- _Given problem_: List every line below containing "suoi".

Stored entries:
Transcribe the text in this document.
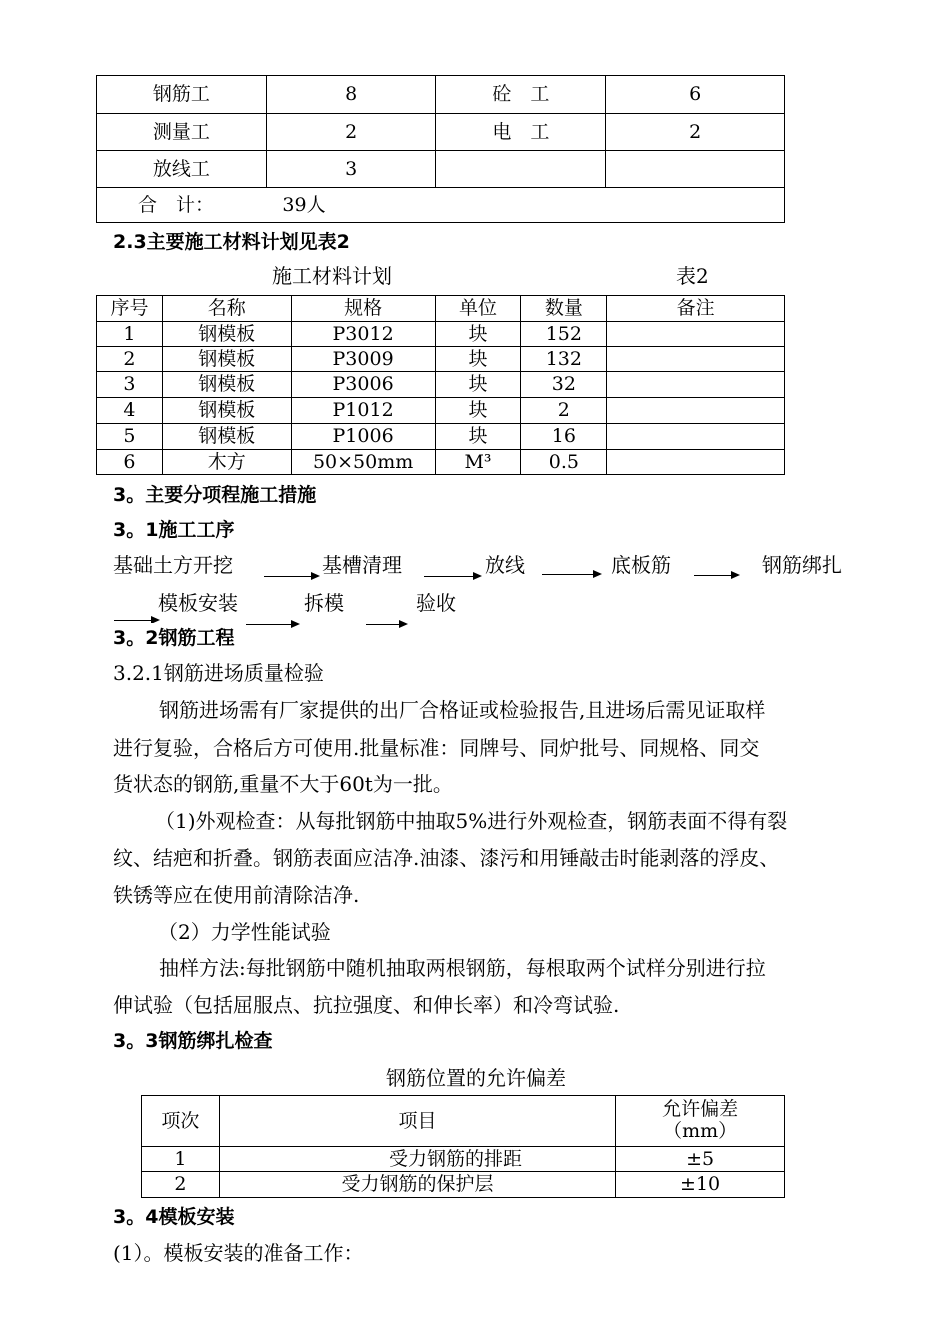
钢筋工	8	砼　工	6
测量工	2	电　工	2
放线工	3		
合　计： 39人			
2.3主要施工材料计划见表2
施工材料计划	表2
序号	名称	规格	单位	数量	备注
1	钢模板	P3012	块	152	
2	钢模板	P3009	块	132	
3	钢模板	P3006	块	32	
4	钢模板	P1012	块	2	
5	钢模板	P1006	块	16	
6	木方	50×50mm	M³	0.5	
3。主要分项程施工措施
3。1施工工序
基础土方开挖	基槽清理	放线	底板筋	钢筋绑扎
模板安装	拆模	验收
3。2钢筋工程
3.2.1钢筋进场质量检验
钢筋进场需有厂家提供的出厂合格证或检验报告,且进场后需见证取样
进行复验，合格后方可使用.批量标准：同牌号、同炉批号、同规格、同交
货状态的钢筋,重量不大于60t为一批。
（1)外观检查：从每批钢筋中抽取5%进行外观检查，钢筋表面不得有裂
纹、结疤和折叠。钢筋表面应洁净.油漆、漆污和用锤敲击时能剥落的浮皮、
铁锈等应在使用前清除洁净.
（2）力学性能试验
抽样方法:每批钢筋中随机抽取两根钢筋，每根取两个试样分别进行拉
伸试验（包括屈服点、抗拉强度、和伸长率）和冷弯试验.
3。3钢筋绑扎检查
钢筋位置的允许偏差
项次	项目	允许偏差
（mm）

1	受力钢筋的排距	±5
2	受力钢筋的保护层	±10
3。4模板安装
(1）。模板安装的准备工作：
---
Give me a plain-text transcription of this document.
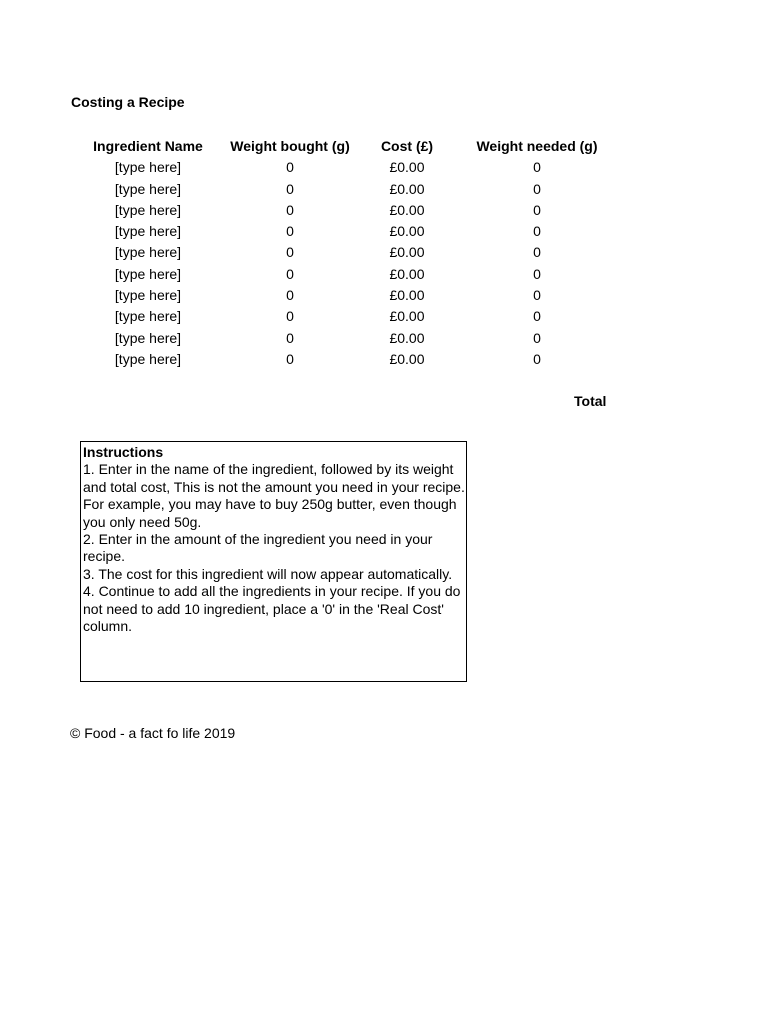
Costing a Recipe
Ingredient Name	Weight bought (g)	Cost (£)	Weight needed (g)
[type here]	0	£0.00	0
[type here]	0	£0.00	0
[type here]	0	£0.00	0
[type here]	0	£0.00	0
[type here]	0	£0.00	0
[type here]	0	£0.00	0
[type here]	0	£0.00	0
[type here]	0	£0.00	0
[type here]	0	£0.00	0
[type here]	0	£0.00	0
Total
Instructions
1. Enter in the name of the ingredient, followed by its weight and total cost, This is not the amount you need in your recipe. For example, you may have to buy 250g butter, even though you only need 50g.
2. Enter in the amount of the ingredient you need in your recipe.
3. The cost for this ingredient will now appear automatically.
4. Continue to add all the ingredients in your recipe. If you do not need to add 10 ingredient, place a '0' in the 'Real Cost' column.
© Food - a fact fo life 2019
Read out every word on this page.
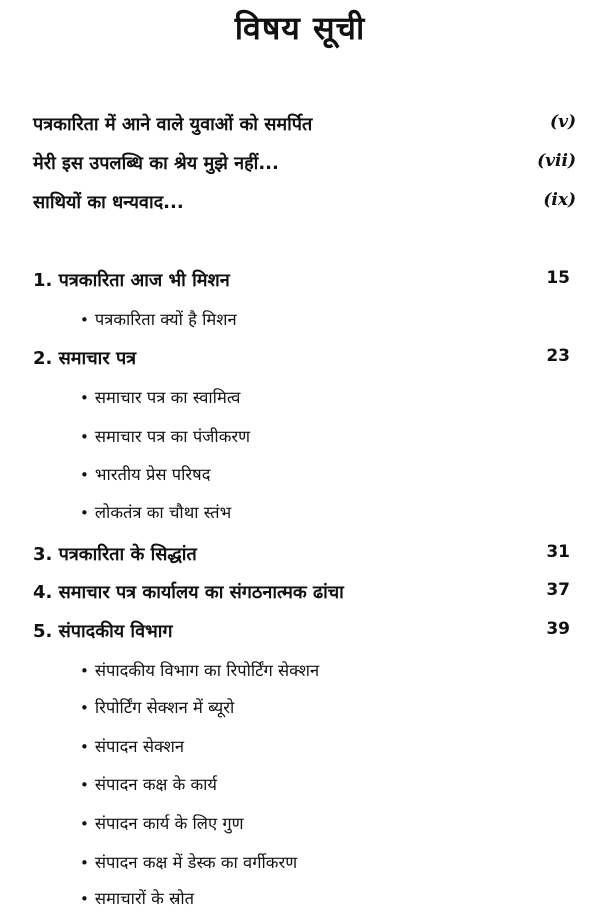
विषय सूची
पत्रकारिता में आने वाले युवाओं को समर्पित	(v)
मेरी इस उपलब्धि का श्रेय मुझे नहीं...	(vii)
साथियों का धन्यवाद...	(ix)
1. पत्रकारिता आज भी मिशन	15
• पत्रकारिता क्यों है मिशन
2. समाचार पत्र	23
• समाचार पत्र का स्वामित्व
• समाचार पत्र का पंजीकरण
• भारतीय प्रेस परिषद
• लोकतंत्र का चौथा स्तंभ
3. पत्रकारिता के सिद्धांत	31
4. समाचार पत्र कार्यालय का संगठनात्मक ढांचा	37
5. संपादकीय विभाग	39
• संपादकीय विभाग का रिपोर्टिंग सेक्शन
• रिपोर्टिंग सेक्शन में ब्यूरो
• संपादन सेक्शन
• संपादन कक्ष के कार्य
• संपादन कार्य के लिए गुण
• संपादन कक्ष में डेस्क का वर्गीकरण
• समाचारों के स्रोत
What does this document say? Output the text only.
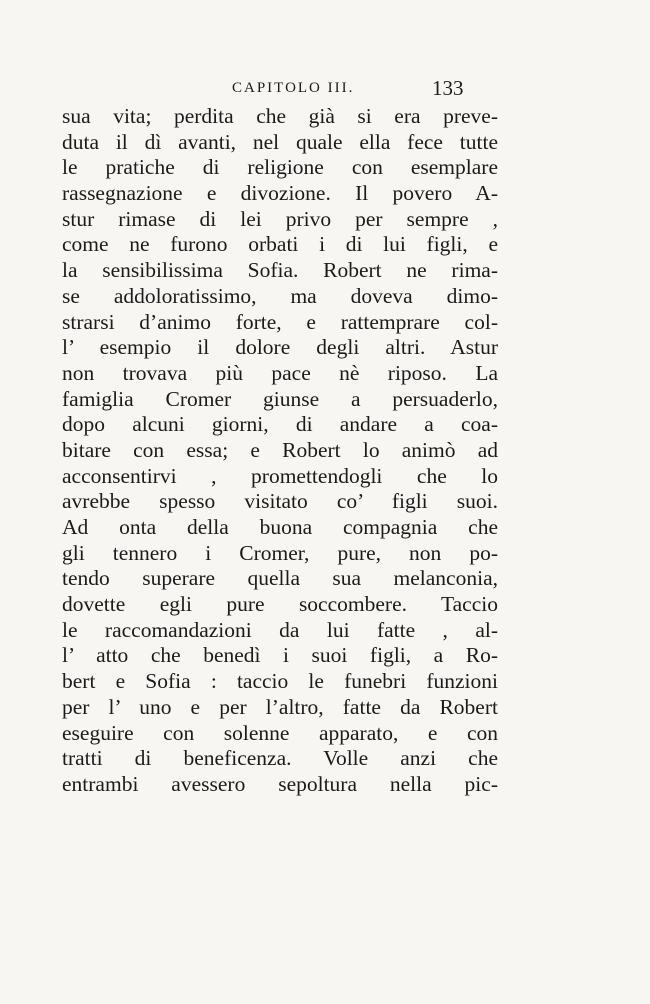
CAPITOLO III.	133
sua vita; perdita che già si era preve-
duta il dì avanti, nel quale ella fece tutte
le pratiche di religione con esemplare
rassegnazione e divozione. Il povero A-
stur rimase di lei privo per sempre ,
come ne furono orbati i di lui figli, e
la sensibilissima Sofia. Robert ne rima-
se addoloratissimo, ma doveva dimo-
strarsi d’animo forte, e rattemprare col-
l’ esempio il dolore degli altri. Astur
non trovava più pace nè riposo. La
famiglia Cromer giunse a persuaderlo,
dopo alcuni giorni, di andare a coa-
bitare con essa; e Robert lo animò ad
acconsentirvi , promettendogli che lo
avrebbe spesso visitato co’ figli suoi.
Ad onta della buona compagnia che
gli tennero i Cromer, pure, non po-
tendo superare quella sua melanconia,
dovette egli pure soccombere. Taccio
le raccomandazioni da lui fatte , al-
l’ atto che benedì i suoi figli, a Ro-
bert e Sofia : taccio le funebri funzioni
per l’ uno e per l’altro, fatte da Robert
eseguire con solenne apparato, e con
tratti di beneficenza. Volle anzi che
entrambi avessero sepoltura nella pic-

- _Solution to the problem_:
avrebbe spesso visitato co’ figli suoi.
l’ atto che benedì i suoi figli, a Ro-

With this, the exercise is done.